Problem:
Track down every line below that holds "name" and copy it.

Begin Listed entries

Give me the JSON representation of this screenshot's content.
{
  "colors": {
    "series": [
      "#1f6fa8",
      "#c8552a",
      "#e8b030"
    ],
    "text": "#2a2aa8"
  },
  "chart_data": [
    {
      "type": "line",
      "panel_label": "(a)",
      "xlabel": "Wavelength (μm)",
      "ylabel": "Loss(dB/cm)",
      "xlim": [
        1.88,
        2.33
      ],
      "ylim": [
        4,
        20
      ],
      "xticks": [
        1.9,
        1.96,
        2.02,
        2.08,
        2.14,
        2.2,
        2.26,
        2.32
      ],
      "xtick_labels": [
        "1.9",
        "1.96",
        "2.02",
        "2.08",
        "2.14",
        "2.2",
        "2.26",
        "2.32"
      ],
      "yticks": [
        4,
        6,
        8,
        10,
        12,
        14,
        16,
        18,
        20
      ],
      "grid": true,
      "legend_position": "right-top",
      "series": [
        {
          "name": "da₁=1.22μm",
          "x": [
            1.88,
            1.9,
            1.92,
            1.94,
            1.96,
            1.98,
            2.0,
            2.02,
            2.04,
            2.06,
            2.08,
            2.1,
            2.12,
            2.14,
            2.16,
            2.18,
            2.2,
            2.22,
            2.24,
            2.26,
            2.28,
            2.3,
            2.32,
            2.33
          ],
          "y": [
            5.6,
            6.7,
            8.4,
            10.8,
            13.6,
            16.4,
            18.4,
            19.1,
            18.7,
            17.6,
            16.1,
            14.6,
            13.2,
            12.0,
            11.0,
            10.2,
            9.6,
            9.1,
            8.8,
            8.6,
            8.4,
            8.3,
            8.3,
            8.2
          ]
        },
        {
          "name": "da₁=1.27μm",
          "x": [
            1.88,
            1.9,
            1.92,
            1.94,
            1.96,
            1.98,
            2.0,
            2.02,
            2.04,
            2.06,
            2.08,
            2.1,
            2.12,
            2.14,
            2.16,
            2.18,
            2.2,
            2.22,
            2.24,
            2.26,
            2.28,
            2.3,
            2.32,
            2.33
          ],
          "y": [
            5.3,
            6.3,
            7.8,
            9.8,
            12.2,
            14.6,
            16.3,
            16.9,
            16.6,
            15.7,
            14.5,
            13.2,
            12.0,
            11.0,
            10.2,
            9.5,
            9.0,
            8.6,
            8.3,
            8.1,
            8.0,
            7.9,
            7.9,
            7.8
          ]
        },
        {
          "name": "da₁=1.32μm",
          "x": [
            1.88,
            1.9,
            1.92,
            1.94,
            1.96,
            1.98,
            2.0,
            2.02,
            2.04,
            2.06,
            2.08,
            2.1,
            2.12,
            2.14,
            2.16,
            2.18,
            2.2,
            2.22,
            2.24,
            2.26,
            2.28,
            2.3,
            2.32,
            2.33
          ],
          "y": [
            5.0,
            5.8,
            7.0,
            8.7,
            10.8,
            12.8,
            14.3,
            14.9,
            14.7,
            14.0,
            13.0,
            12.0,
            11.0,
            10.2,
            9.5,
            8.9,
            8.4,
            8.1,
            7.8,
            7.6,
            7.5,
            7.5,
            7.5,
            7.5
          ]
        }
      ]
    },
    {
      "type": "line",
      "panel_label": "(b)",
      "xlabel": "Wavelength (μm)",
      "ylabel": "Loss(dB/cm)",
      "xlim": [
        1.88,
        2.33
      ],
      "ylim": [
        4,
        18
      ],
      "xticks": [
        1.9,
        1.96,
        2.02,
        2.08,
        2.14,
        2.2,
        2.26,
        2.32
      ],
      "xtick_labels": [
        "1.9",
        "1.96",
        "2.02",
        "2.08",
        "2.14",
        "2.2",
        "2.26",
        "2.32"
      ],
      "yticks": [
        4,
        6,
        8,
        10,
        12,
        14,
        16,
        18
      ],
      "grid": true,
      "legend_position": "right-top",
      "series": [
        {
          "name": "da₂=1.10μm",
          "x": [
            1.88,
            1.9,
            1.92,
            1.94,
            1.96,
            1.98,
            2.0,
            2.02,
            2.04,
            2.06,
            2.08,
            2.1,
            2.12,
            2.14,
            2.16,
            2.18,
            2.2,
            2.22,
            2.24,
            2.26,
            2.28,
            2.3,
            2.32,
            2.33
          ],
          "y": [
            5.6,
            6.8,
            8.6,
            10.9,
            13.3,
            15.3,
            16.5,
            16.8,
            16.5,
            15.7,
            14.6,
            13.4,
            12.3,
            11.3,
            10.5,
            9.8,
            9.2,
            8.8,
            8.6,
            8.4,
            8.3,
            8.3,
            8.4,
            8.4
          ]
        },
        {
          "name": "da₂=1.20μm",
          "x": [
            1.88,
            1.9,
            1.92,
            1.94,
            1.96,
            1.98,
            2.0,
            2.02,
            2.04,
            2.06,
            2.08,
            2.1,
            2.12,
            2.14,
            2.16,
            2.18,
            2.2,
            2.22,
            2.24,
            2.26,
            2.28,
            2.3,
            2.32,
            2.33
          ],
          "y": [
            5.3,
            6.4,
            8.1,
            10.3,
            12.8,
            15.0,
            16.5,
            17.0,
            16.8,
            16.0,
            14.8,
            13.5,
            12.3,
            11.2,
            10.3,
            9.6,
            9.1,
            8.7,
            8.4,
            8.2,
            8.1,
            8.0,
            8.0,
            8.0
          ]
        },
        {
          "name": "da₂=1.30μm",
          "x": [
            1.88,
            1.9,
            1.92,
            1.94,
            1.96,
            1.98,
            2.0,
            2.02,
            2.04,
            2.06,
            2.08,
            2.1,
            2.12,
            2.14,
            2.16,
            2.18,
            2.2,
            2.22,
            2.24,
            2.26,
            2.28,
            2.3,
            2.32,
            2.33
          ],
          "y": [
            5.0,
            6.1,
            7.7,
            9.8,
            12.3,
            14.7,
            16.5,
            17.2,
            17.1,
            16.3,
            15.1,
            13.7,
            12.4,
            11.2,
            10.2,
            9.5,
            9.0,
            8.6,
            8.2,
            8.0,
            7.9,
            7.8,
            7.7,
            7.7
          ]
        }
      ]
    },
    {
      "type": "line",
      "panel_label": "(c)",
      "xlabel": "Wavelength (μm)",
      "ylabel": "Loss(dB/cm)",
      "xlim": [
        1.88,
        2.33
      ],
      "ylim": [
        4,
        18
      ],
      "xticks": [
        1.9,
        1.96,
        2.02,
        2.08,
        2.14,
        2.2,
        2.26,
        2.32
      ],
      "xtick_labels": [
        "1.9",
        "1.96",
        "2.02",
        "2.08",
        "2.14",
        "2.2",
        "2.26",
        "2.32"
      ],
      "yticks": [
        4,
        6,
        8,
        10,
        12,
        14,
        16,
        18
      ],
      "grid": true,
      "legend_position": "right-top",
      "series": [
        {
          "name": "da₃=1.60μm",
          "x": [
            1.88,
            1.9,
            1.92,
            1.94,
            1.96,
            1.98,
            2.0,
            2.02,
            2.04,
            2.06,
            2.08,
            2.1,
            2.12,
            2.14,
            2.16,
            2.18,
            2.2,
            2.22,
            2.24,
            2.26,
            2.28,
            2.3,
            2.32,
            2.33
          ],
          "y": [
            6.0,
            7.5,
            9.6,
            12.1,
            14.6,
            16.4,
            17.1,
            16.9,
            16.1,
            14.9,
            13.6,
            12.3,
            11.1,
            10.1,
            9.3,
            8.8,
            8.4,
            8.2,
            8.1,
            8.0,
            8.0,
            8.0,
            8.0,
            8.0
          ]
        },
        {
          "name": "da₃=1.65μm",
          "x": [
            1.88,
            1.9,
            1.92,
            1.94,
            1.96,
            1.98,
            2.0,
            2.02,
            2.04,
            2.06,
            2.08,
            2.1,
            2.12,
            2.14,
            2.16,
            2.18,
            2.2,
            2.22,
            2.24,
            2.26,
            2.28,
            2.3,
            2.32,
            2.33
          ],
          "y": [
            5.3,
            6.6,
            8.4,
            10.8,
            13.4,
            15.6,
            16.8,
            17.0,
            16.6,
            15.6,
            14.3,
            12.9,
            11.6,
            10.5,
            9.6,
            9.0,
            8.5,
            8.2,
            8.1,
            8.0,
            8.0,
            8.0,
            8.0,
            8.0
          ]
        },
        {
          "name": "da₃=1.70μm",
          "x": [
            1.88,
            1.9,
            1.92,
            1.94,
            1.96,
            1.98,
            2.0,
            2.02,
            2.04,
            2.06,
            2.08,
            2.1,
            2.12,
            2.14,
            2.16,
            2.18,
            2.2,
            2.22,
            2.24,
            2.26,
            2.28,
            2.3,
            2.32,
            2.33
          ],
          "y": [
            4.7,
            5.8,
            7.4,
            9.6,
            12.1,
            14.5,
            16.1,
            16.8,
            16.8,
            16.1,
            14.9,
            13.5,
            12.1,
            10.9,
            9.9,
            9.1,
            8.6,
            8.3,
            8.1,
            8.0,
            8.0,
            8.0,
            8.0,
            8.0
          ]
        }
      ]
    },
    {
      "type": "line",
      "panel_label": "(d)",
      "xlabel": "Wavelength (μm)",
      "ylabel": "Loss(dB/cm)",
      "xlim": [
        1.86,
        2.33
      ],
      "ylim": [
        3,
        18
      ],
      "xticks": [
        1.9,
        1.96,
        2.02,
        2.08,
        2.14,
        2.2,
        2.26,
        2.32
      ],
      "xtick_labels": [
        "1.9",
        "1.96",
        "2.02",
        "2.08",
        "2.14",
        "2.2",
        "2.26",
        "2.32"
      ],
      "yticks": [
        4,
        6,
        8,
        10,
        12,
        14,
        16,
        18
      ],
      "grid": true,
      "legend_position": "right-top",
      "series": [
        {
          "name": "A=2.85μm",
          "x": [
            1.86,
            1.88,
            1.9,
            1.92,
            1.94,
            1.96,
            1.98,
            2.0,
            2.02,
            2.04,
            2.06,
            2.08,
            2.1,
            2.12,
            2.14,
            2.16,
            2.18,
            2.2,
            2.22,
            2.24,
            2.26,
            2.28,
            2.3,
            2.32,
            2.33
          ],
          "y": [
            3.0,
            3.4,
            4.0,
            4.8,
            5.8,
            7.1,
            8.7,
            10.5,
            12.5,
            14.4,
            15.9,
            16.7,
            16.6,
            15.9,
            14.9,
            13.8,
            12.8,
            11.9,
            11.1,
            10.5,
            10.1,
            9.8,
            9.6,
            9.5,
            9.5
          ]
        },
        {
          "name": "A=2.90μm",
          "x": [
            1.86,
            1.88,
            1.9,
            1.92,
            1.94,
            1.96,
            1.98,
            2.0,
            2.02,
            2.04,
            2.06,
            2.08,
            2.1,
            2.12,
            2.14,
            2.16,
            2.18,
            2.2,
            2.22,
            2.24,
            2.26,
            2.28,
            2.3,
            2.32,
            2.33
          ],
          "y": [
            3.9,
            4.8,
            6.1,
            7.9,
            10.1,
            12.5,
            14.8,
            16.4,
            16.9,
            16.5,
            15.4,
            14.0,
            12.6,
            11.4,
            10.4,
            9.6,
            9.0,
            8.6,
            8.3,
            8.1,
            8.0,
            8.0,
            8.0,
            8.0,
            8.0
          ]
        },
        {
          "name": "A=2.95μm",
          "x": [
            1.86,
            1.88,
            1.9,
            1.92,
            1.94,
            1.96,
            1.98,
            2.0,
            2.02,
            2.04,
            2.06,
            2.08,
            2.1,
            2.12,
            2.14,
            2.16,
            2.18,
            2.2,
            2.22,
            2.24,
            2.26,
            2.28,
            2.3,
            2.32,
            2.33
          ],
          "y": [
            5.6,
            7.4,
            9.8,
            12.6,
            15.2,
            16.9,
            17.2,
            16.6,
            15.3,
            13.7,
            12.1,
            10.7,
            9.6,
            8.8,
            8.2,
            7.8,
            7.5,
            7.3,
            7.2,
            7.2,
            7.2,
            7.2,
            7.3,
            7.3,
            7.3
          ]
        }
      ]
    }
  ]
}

End Listed entries

Completed task:
          "name": "da₁=1.22μm",
          "name": "da₁=1.27μm",
          "name": "da₁=1.32μm",
          "name": "da₂=1.10μm",
          "name": "da₂=1.20μm",
          "name": "da₂=1.30μm",
          "name": "da₃=1.60μm",
          "name": "da₃=1.65μm",
          "name": "da₃=1.70μm",
          "name": "A=2.85μm",
          "name": "A=2.90μm",
          "name": "A=2.95μm",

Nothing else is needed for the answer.